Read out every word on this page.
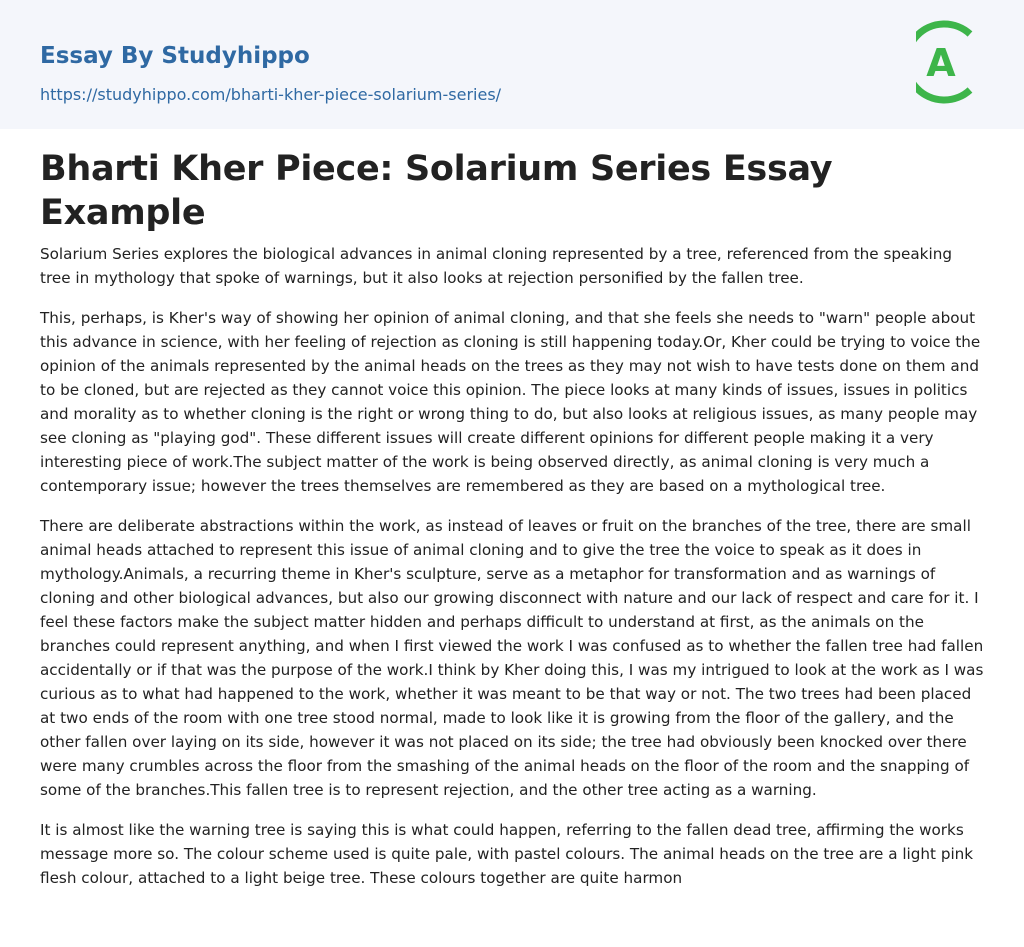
Essay By Studyhippo
https://studyhippo.com/bharti-kher-piece-solarium-series/
A
Bharti Kher Piece: Solarium Series Essay Example

Solarium Series explores the biological advances in animal cloning represented by a tree, referenced from the speaking tree in mythology that spoke of warnings, but it also looks at rejection personified by the fallen tree.

This, perhaps, is Kher's way of showing her opinion of animal cloning, and that she feels she needs to "warn" people about this advance in science, with her feeling of rejection as cloning is still happening today.Or, Kher could be trying to voice the opinion of the animals represented by the animal heads on the trees as they may not wish to have tests done on them and to be cloned, but are rejected as they cannot voice this opinion. The piece looks at many kinds of issues, issues in politics and morality as to whether cloning is the right or wrong thing to do, but also looks at religious issues, as many people may see cloning as "playing god". These different issues will create different opinions for different people making it a very interesting piece of work.The subject matter of the work is being observed directly, as animal cloning is very much a contemporary issue; however the trees themselves are remembered as they are based on a mythological tree.

There are deliberate abstractions within the work, as instead of leaves or fruit on the branches of the tree, there are small animal heads attached to represent this issue of animal cloning and to give the tree the voice to speak as it does in mythology.Animals, a recurring theme in Kher's sculpture, serve as a metaphor for transformation and as warnings of cloning and other biological advances, but also our growing disconnect with nature and our lack of respect and care for it. I feel these factors make the subject matter hidden and perhaps difficult to understand at first, as the animals on the branches could represent anything, and when I first viewed the work I was confused as to whether the fallen tree had fallen accidentally or if that was the purpose of the work.I think by Kher doing this, I was my intrigued to look at the work as I was curious as to what had happened to the work, whether it was meant to be that way or not. The two trees had been placed at two ends of the room with one tree stood normal, made to look like it is growing from the floor of the gallery, and the other fallen over laying on its side, however it was not placed on its side; the tree had obviously been knocked over there were many crumbles across the floor from the smashing of the animal heads on the floor of the room and the snapping of some of the branches.This fallen tree is to represent rejection, and the other tree acting as a warning.

It is almost like the warning tree is saying this is what could happen, referring to the fallen dead tree, affirming the works message more so. The colour scheme used is quite pale, with pastel colours. The animal heads on the tree are a light pink flesh colour, attached to a light beige tree. These colours together are quite harmon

TO BE DONE =>
Write out all the records again, exactly, minus any pictures.

WRITTEN RESPONSE =>
Read out every word on this page.
Essay By Studyhippo
https://studyhippo.com/bharti-kher-piece-solarium-series/
A
Bharti Kher Piece: Solarium Series Essay Example

Solarium Series explores the biological advances in animal cloning represented by a tree, referenced from the speaking tree in mythology that spoke of warnings, but it also looks at rejection personified by the fallen tree.

This, perhaps, is Kher's way of showing her opinion of animal cloning, and that she feels she needs to "warn" people about this advance in science, with her feeling of rejection as cloning is still happening today.Or, Kher could be trying to voice the opinion of the animals represented by the animal heads on the trees as they may not wish to have tests done on them and to be cloned, but are rejected as they cannot voice this opinion. The piece looks at many kinds of issues, issues in politics and morality as to whether cloning is the right or wrong thing to do, but also looks at religious issues, as many people may see cloning as "playing god". These different issues will create different opinions for different people making it a very interesting piece of work.The subject matter of the work is being observed directly, as animal cloning is very much a contemporary issue; however the trees themselves are remembered as they are based on a mythological tree.

There are deliberate abstractions within the work, as instead of leaves or fruit on the branches of the tree, there are small animal heads attached to represent this issue of animal cloning and to give the tree the voice to speak as it does in mythology.Animals, a recurring theme in Kher's sculpture, serve as a metaphor for transformation and as warnings of cloning and other biological advances, but also our growing disconnect with nature and our lack of respect and care for it. I feel these factors make the subject matter hidden and perhaps difficult to understand at first, as the animals on the branches could represent anything, and when I first viewed the work I was confused as to whether the fallen tree had fallen accidentally or if that was the purpose of the work.I think by Kher doing this, I was my intrigued to look at the work as I was curious as to what had happened to the work, whether it was meant to be that way or not. The two trees had been placed at two ends of the room with one tree stood normal, made to look like it is growing from the floor of the gallery, and the other fallen over laying on its side, however it was not placed on its side; the tree had obviously been knocked over there were many crumbles across the floor from the smashing of the animal heads on the floor of the room and the snapping of some of the branches.This fallen tree is to represent rejection, and the other tree acting as a warning.

It is almost like the warning tree is saying this is what could happen, referring to the fallen dead tree, affirming the works message more so. The colour scheme used is quite pale, with pastel colours. The animal heads on the tree are a light pink flesh colour, attached to a light beige tree. These colours together are quite harmon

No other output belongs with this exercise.